STUDY TEXT ->
● ● ● ● ●
When executed, this program will result in the following output:

2.99
Exception in thread "main" java.lang.ClassCastException: class java.lang.Float cannot be cast to class java.lang.Integer (java.lang.Float and java.lang.Integer are in module java.base of loader 'bootstrap')
    at Ideone.main(Main.java:8)

Ideone.com demo

Now, let us step through the code and try to understand what is going on.

This line:

mylist.add((K) new Float(2.99f));

basically tells the compiler "do not care for the type, we (as programmers) guarantee that it is a K, tread it as a K".

Then, if we dig deeper, we see that ArrayList uses an Object[] as backing data structure. So there is on problem here, the backing Object[] elementData can store everything.

Things get weird when we start retrieving elements. The JLS is somewhat vague about the type assertions in those cases (I think they are covered under §5.1.5 and §5.1.6.3, but I am not entirely sure). It basically says "the compiler has to assert the types, but only when necessary".

So if we retrieve an element from our List<Integer>, that clearly is not an Integer, but is passed along to a method that can deal with Object, no type-assertion is necessary. This is exactly the case here:

System.out.println(dates.get(0));

The closest signature matching in System.out is the println(Object) method. This is the situation in JLS, §5.1.5: a widening conversion, it will never throw.

On the other hand, if we now try to retrieve an Integer and try to store it in an Integer:

Integer x = dates.get(0);

Now, a type check is in place. And indeed, if we check the output of the program, we see that the System.out.println(...) took place, but the assignment to an int-variable was the statement that triggered the ClassCastException. This is the situation described in JLS, §5.1.6.3: a narrowing conversion at run time (that comes from ArrayList's elementData(int) method).
● ● ● ● ●
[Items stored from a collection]
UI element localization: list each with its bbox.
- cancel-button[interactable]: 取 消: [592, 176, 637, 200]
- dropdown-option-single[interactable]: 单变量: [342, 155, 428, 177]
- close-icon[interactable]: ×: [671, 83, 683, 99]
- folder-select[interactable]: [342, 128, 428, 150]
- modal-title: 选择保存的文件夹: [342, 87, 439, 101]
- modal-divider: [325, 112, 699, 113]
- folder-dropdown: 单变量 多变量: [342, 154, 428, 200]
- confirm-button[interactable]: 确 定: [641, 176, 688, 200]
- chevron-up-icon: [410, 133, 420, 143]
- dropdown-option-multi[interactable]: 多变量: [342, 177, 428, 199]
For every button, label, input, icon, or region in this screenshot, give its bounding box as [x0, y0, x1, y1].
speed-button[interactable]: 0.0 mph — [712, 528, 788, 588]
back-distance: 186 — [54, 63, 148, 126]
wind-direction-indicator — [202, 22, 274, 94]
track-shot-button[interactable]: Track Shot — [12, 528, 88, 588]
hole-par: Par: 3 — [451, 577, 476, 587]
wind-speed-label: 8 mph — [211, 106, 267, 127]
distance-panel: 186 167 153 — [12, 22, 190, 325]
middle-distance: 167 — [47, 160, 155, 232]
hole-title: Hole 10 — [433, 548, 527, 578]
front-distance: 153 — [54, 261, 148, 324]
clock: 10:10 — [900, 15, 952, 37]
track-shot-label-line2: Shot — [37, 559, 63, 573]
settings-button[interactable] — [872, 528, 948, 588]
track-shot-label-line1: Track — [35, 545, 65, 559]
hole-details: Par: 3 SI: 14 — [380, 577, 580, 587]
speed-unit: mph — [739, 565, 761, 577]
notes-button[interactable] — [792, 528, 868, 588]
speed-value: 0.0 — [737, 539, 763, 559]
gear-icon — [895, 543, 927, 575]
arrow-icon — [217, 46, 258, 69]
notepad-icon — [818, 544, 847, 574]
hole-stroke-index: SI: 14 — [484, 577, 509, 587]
● ● ● ● ●
TASK DETAILS -> Restate the part of the ClassCastException explanation that begins at the words "basically tells the" and stops after "can store everything.", swapping "compiler" for "javac".

SOLUTION TO THIS PROBLEM ->
basically tells the javac "do not care for the type, we (as programmers) guarantee that it is a K, tread it as a K".

Then, if we dig deeper, we see that ArrayList uses an Object[] as backing data structure. So there is on problem here, the backing Object[] elementData can store everything.